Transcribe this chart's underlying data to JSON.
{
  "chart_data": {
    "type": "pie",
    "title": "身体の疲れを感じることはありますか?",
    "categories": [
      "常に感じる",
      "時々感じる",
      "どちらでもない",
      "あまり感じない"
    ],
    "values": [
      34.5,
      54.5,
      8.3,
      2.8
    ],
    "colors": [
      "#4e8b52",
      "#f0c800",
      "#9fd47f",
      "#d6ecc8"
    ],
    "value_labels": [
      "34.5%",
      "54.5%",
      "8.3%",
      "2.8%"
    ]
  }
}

...

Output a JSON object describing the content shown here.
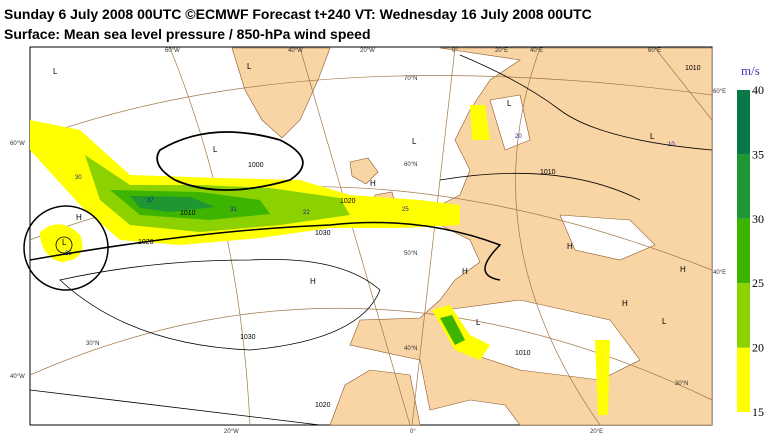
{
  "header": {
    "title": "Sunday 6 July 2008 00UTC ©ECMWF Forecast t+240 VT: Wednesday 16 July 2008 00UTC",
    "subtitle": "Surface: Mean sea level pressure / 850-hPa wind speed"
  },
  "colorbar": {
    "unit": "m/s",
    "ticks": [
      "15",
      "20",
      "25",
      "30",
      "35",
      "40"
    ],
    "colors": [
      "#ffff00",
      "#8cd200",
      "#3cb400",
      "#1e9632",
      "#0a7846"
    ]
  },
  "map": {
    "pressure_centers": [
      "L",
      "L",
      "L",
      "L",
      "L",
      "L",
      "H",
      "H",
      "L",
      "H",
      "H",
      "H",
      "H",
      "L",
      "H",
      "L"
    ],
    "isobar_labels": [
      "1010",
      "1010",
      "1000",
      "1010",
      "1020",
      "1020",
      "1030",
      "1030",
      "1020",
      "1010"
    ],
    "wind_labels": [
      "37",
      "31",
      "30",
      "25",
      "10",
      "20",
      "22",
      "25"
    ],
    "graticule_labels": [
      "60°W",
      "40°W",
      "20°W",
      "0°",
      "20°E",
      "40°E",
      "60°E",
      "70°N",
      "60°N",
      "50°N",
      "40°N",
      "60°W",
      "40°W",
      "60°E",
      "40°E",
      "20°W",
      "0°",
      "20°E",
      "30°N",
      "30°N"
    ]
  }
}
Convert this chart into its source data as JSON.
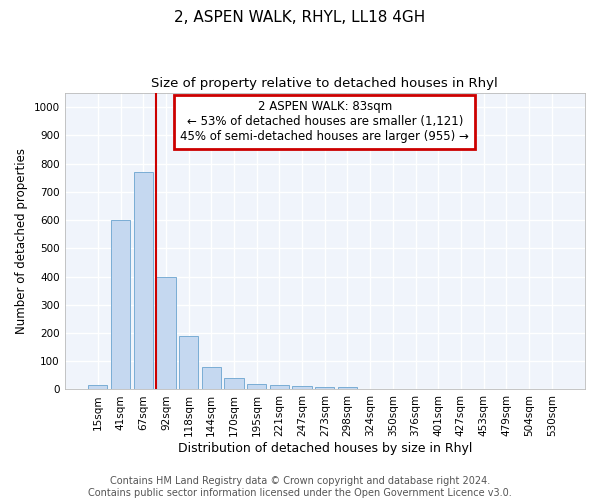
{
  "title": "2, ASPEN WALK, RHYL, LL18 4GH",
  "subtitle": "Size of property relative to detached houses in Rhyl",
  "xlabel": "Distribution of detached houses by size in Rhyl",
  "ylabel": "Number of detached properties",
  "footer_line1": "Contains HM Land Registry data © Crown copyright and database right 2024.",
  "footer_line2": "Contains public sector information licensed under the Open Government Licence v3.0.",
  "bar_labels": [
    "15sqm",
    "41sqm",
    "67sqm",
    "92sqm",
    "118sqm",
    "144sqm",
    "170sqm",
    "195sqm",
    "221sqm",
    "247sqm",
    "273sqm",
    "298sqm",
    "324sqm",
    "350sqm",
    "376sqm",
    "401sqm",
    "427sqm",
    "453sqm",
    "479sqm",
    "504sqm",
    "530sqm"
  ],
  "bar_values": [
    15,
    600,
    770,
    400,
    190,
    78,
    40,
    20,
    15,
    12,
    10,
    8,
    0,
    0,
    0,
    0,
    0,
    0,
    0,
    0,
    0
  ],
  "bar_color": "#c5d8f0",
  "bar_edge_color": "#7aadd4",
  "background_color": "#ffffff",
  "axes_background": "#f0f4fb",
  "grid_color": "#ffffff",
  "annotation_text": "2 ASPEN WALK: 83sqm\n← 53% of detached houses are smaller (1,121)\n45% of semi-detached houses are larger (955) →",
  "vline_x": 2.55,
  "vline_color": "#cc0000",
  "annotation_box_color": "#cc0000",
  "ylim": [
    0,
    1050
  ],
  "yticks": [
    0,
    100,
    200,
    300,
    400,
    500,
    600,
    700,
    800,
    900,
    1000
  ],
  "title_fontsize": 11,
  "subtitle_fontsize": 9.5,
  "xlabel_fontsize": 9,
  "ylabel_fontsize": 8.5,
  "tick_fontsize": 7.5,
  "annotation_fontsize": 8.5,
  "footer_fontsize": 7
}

--

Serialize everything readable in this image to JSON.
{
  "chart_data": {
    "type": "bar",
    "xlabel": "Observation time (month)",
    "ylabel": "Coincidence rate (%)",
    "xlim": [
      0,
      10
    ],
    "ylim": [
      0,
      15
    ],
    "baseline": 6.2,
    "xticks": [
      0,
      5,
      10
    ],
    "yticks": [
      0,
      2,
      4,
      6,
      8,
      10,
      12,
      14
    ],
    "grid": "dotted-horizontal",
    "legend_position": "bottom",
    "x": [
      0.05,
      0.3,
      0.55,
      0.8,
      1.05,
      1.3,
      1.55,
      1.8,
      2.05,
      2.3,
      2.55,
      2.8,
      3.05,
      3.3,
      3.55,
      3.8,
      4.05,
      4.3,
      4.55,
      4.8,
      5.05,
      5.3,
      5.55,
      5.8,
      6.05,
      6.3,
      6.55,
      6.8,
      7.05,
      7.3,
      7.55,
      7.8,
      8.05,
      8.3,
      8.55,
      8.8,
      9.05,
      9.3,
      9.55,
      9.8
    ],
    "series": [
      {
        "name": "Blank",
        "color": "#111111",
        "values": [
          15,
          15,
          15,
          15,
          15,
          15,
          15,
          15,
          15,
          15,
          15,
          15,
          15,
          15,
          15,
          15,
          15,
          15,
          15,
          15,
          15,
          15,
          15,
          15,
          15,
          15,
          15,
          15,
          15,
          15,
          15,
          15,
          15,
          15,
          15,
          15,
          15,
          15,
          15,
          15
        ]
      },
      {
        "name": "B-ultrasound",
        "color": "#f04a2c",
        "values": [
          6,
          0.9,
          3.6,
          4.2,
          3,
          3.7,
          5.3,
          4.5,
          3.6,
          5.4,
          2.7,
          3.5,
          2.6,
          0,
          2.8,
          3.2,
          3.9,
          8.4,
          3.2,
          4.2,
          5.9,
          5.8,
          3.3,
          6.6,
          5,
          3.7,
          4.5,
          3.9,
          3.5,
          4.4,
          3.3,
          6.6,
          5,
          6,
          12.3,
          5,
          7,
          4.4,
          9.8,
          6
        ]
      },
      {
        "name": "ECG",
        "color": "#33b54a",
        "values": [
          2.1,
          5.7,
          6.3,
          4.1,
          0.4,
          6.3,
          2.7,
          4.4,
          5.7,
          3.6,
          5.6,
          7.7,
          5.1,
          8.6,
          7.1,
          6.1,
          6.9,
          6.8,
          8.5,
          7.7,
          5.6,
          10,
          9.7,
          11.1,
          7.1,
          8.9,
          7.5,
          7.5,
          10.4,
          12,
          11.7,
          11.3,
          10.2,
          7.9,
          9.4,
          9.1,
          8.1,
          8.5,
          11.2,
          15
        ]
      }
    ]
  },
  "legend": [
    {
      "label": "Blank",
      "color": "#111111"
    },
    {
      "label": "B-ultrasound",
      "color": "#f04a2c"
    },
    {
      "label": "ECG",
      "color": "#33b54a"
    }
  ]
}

TO BE DONE: Look through the data and show every line containing "detached".

FINAL RESULT:
  "subtitle": "Size of property relative to detached houses in Rhyl",
  "xlabel": "Distribution of detached houses by size in Rhyl",
  "ylabel": "Number of detached properties",
  "annotation_text": "2 ASPEN WALK: 83sqm\n← 53% of detached houses are smaller (1,121)\n45% of semi-detached houses are larger (955) →",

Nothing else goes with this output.